(Directions)
Every entry here needs to be repeated exactly.

(Exercise inputs)
================

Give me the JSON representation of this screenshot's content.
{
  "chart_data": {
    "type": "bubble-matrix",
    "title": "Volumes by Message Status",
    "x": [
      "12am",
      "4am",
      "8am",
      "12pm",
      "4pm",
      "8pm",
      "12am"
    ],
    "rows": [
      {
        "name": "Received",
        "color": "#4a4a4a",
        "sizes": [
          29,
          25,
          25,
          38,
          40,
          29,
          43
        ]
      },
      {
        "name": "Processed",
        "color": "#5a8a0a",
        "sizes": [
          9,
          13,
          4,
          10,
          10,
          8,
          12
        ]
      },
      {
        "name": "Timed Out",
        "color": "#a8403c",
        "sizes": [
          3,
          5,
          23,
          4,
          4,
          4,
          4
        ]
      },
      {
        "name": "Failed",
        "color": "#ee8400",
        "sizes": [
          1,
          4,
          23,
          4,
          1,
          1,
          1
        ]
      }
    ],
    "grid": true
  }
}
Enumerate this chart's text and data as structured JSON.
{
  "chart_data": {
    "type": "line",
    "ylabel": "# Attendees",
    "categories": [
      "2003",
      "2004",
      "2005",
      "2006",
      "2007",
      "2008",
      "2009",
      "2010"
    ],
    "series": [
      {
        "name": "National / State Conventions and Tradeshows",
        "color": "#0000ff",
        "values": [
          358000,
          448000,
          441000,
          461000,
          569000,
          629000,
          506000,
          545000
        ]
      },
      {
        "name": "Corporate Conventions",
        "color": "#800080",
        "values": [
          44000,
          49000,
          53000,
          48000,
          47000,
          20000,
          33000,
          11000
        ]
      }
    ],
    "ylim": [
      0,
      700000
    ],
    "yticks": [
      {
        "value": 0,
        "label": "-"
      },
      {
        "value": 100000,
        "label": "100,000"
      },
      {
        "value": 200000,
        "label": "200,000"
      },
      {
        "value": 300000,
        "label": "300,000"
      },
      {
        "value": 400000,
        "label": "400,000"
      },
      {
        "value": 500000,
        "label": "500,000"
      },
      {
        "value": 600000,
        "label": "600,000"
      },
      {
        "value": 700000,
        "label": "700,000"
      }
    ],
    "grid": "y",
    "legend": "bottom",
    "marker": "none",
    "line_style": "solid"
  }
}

================

(Solution to the exercise)
Give me the JSON representation of this screenshot's content.
{
  "chart_data": {
    "type": "bubble-matrix",
    "title": "Volumes by Message Status",
    "x": [
      "12am",
      "4am",
      "8am",
      "12pm",
      "4pm",
      "8pm",
      "12am"
    ],
    "rows": [
      {
        "name": "Received",
        "color": "#4a4a4a",
        "sizes": [
          29,
          25,
          25,
          38,
          40,
          29,
          43
        ]
      },
      {
        "name": "Processed",
        "color": "#5a8a0a",
        "sizes": [
          9,
          13,
          4,
          10,
          10,
          8,
          12
        ]
      },
      {
        "name": "Timed Out",
        "color": "#a8403c",
        "sizes": [
          3,
          5,
          23,
          4,
          4,
          4,
          4
        ]
      },
      {
        "name": "Failed",
        "color": "#ee8400",
        "sizes": [
          1,
          4,
          23,
          4,
          1,
          1,
          1
        ]
      }
    ],
    "grid": true
  }
}
Enumerate this chart's text and data as structured JSON.
{
  "chart_data": {
    "type": "line",
    "ylabel": "# Attendees",
    "categories": [
      "2003",
      "2004",
      "2005",
      "2006",
      "2007",
      "2008",
      "2009",
      "2010"
    ],
    "series": [
      {
        "name": "National / State Conventions and Tradeshows",
        "color": "#0000ff",
        "values": [
          358000,
          448000,
          441000,
          461000,
          569000,
          629000,
          506000,
          545000
        ]
      },
      {
        "name": "Corporate Conventions",
        "color": "#800080",
        "values": [
          44000,
          49000,
          53000,
          48000,
          47000,
          20000,
          33000,
          11000
        ]
      }
    ],
    "ylim": [
      0,
      700000
    ],
    "yticks": [
      {
        "value": 0,
        "label": "-"
      },
      {
        "value": 100000,
        "label": "100,000"
      },
      {
        "value": 200000,
        "label": "200,000"
      },
      {
        "value": 300000,
        "label": "300,000"
      },
      {
        "value": 400000,
        "label": "400,000"
      },
      {
        "value": 500000,
        "label": "500,000"
      },
      {
        "value": 600000,
        "label": "600,000"
      },
      {
        "value": 700000,
        "label": "700,000"
      }
    ],
    "grid": "y",
    "legend": "bottom",
    "marker": "none",
    "line_style": "solid"
  }
}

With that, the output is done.